Omit all pictures. Copy the rest of the material exactly.

● DATASET RECORDS
# # # # # # #
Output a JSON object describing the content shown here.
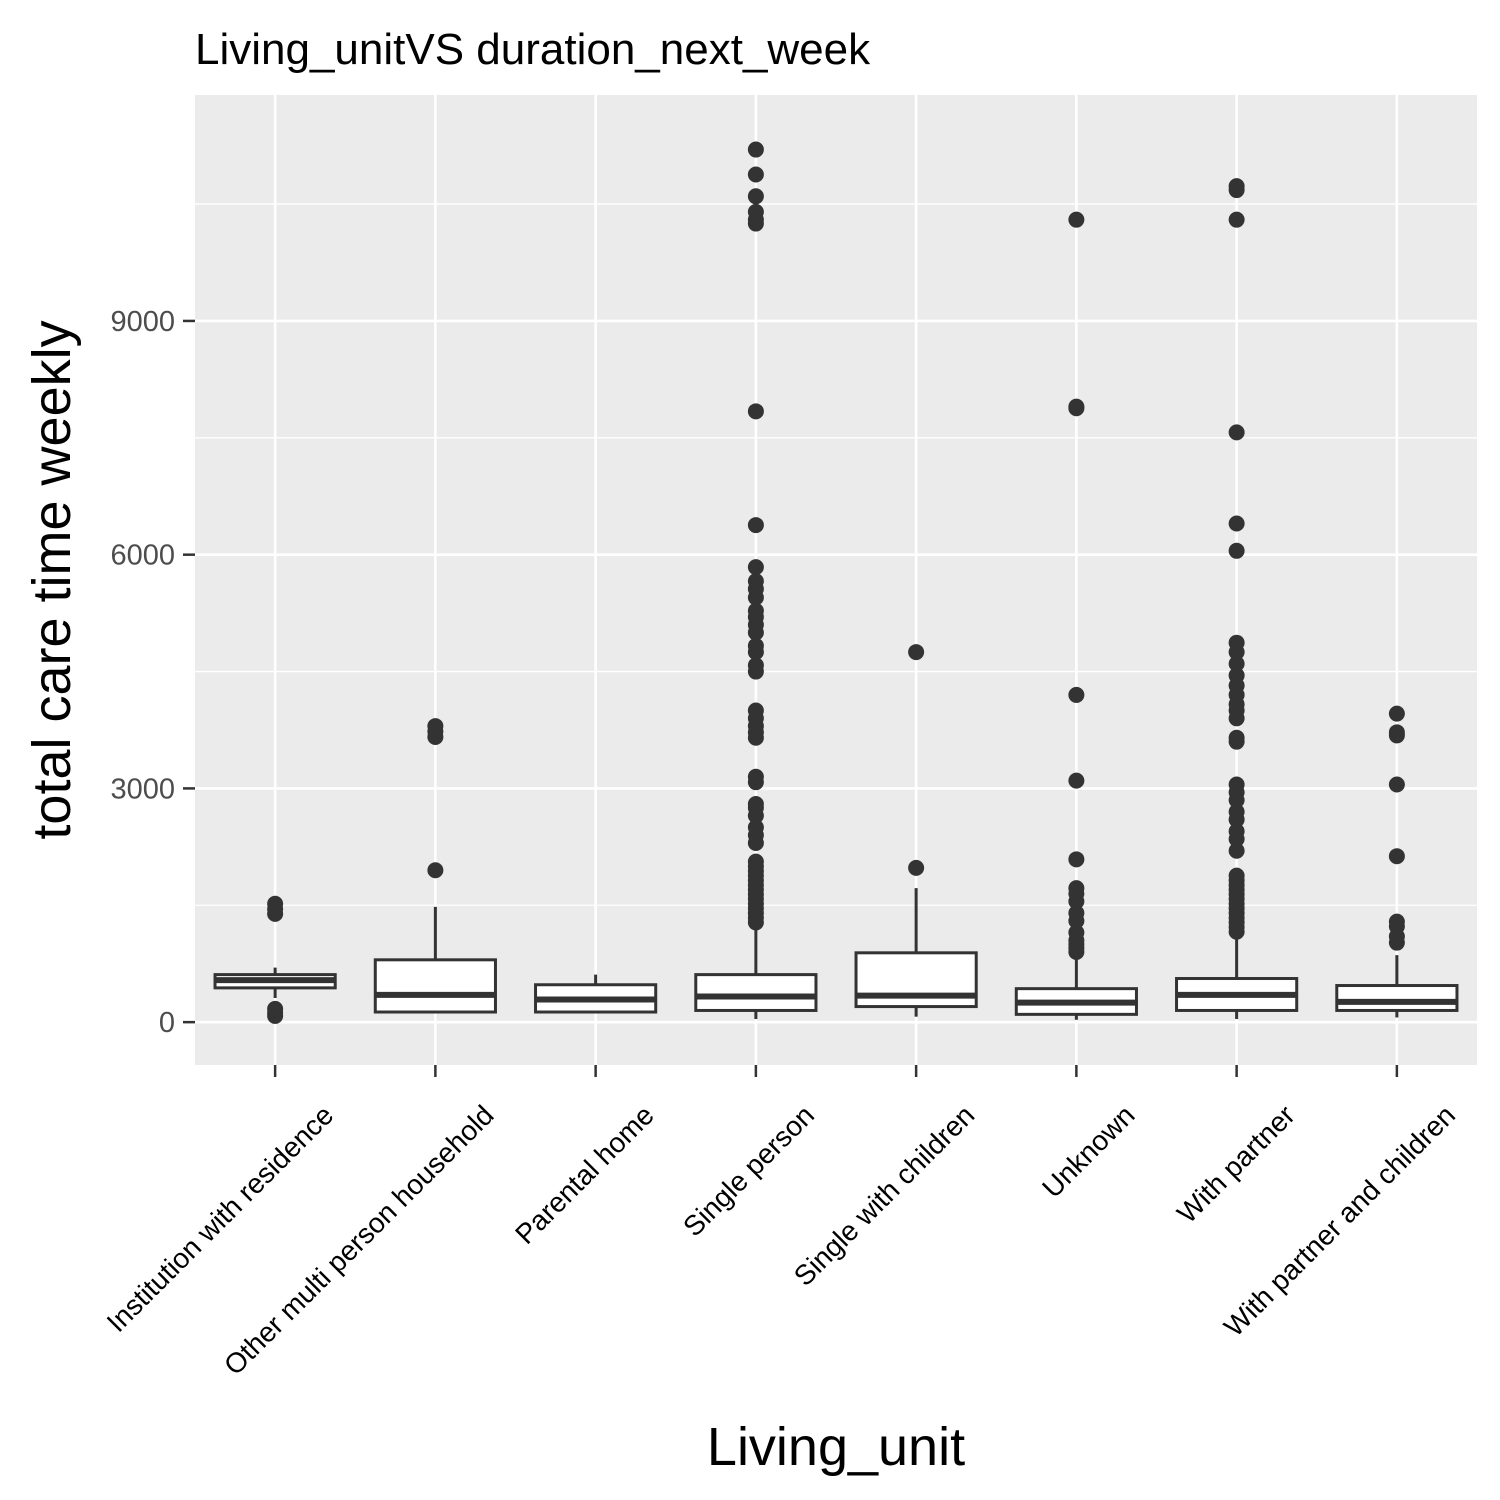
{
  "chart_data": {
    "type": "boxplot",
    "title": "Living_unitVS duration_next_week",
    "xlabel": "Living_unit",
    "ylabel": "total care time weekly",
    "ylim": [
      -550,
      11900
    ],
    "yticks": [
      0,
      3000,
      6000,
      9000
    ],
    "grid": true,
    "colors": {
      "panel": "#ebebeb",
      "grid": "#ffffff",
      "box_fill": "#ffffff",
      "box_line": "#333333",
      "outlier": "#333333"
    },
    "categories": [
      "Institution with residence",
      "Other multi person household",
      "Parental home",
      "Single person",
      "Single with children",
      "Unknown",
      "With partner",
      "With partner and children"
    ],
    "boxes": [
      {
        "category": "Institution with residence",
        "whisker_low": 310,
        "q1": 440,
        "median": 540,
        "q3": 610,
        "whisker_high": 700,
        "outliers": [
          80,
          120,
          170,
          1390,
          1450,
          1520
        ]
      },
      {
        "category": "Other multi person household",
        "whisker_low": 130,
        "q1": 130,
        "median": 350,
        "q3": 800,
        "whisker_high": 1480,
        "outliers": [
          1950,
          3660,
          3730,
          3800
        ]
      },
      {
        "category": "Parental home",
        "whisker_low": 130,
        "q1": 130,
        "median": 290,
        "q3": 480,
        "whisker_high": 610,
        "outliers": []
      },
      {
        "category": "Single person",
        "whisker_low": 40,
        "q1": 150,
        "median": 330,
        "q3": 610,
        "whisker_high": 1230,
        "outliers": [
          1280,
          1340,
          1400,
          1460,
          1520,
          1580,
          1640,
          1700,
          1760,
          1820,
          1880,
          1940,
          2000,
          2060,
          2300,
          2400,
          2500,
          2650,
          2750,
          2800,
          3080,
          3150,
          3650,
          3720,
          3800,
          3900,
          4000,
          4500,
          4580,
          4750,
          4830,
          5000,
          5100,
          5200,
          5280,
          5450,
          5560,
          5660,
          5840,
          6380,
          7840,
          10250,
          10300,
          10400,
          10600,
          10880,
          11200
        ]
      },
      {
        "category": "Single with children",
        "whisker_low": 70,
        "q1": 200,
        "median": 340,
        "q3": 890,
        "whisker_high": 1720,
        "outliers": [
          1980,
          4750
        ]
      },
      {
        "category": "Unknown",
        "whisker_low": 30,
        "q1": 100,
        "median": 250,
        "q3": 430,
        "whisker_high": 850,
        "outliers": [
          900,
          950,
          1000,
          1050,
          1150,
          1300,
          1400,
          1550,
          1650,
          1720,
          2090,
          3100,
          4200,
          7880,
          7900,
          10300
        ]
      },
      {
        "category": "With partner",
        "whisker_low": 40,
        "q1": 150,
        "median": 350,
        "q3": 560,
        "whisker_high": 1120,
        "outliers": [
          1160,
          1220,
          1280,
          1340,
          1400,
          1460,
          1520,
          1580,
          1640,
          1700,
          1760,
          1820,
          1880,
          2200,
          2350,
          2450,
          2600,
          2700,
          2850,
          2950,
          3050,
          3600,
          3650,
          3900,
          4000,
          4080,
          4200,
          4320,
          4450,
          4600,
          4750,
          4870,
          6050,
          6400,
          7570,
          10300,
          10680,
          10730
        ]
      },
      {
        "category": "With partner and children",
        "whisker_low": 60,
        "q1": 150,
        "median": 260,
        "q3": 470,
        "whisker_high": 860,
        "outliers": [
          1020,
          1100,
          1230,
          1290,
          2130,
          3050,
          3680,
          3720,
          3960
        ]
      }
    ]
  }
}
# # # # # # #
● FINISHED EXERCISE
Output a JSON object describing the content shown here.
{
  "chart_data": {
    "type": "boxplot",
    "title": "Living_unitVS duration_next_week",
    "xlabel": "Living_unit",
    "ylabel": "total care time weekly",
    "ylim": [
      -550,
      11900
    ],
    "yticks": [
      0,
      3000,
      6000,
      9000
    ],
    "grid": true,
    "colors": {
      "panel": "#ebebeb",
      "grid": "#ffffff",
      "box_fill": "#ffffff",
      "box_line": "#333333",
      "outlier": "#333333"
    },
    "categories": [
      "Institution with residence",
      "Other multi person household",
      "Parental home",
      "Single person",
      "Single with children",
      "Unknown",
      "With partner",
      "With partner and children"
    ],
    "boxes": [
      {
        "category": "Institution with residence",
        "whisker_low": 310,
        "q1": 440,
        "median": 540,
        "q3": 610,
        "whisker_high": 700,
        "outliers": [
          80,
          120,
          170,
          1390,
          1450,
          1520
        ]
      },
      {
        "category": "Other multi person household",
        "whisker_low": 130,
        "q1": 130,
        "median": 350,
        "q3": 800,
        "whisker_high": 1480,
        "outliers": [
          1950,
          3660,
          3730,
          3800
        ]
      },
      {
        "category": "Parental home",
        "whisker_low": 130,
        "q1": 130,
        "median": 290,
        "q3": 480,
        "whisker_high": 610,
        "outliers": []
      },
      {
        "category": "Single person",
        "whisker_low": 40,
        "q1": 150,
        "median": 330,
        "q3": 610,
        "whisker_high": 1230,
        "outliers": [
          1280,
          1340,
          1400,
          1460,
          1520,
          1580,
          1640,
          1700,
          1760,
          1820,
          1880,
          1940,
          2000,
          2060,
          2300,
          2400,
          2500,
          2650,
          2750,
          2800,
          3080,
          3150,
          3650,
          3720,
          3800,
          3900,
          4000,
          4500,
          4580,
          4750,
          4830,
          5000,
          5100,
          5200,
          5280,
          5450,
          5560,
          5660,
          5840,
          6380,
          7840,
          10250,
          10300,
          10400,
          10600,
          10880,
          11200
        ]
      },
      {
        "category": "Single with children",
        "whisker_low": 70,
        "q1": 200,
        "median": 340,
        "q3": 890,
        "whisker_high": 1720,
        "outliers": [
          1980,
          4750
        ]
      },
      {
        "category": "Unknown",
        "whisker_low": 30,
        "q1": 100,
        "median": 250,
        "q3": 430,
        "whisker_high": 850,
        "outliers": [
          900,
          950,
          1000,
          1050,
          1150,
          1300,
          1400,
          1550,
          1650,
          1720,
          2090,
          3100,
          4200,
          7880,
          7900,
          10300
        ]
      },
      {
        "category": "With partner",
        "whisker_low": 40,
        "q1": 150,
        "median": 350,
        "q3": 560,
        "whisker_high": 1120,
        "outliers": [
          1160,
          1220,
          1280,
          1340,
          1400,
          1460,
          1520,
          1580,
          1640,
          1700,
          1760,
          1820,
          1880,
          2200,
          2350,
          2450,
          2600,
          2700,
          2850,
          2950,
          3050,
          3600,
          3650,
          3900,
          4000,
          4080,
          4200,
          4320,
          4450,
          4600,
          4750,
          4870,
          6050,
          6400,
          7570,
          10300,
          10680,
          10730
        ]
      },
      {
        "category": "With partner and children",
        "whisker_low": 60,
        "q1": 150,
        "median": 260,
        "q3": 470,
        "whisker_high": 860,
        "outliers": [
          1020,
          1100,
          1230,
          1290,
          2130,
          3050,
          3680,
          3720,
          3960
        ]
      }
    ]
  }
}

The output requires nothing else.